__What you will do__
Copy out lines with the word "your" from the material that follows.

>>>>>

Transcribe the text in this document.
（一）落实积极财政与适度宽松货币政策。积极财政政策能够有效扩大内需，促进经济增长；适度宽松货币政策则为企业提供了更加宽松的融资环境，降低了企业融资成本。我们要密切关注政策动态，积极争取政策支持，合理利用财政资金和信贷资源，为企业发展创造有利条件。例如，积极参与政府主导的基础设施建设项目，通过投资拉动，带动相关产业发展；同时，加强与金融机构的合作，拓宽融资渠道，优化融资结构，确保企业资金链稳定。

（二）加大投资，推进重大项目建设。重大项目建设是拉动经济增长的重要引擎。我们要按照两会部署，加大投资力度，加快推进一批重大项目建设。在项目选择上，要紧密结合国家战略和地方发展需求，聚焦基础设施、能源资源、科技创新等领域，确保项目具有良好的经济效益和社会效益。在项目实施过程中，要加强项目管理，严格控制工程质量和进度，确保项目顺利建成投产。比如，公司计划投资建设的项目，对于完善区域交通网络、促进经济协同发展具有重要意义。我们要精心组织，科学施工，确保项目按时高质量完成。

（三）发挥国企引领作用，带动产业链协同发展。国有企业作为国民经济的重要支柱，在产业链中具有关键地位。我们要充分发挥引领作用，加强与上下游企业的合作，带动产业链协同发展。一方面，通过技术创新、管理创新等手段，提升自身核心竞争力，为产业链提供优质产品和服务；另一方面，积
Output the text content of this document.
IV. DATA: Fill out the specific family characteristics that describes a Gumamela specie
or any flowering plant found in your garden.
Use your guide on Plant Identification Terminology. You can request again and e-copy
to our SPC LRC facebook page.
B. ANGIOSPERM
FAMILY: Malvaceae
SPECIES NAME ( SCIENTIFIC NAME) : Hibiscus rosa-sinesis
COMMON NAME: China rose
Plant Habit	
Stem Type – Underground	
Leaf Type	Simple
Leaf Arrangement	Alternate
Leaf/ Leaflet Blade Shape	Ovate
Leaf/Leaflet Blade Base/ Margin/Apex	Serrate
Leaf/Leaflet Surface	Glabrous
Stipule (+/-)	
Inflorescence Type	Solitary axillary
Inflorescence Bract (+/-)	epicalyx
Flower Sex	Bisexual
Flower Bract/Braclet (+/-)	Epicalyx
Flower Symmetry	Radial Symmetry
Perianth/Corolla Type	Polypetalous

<<<<<

__Correct response__
or any flowering plant found in your garden.
Use your guide on Plant Identification Terminology. You can request again and e-copy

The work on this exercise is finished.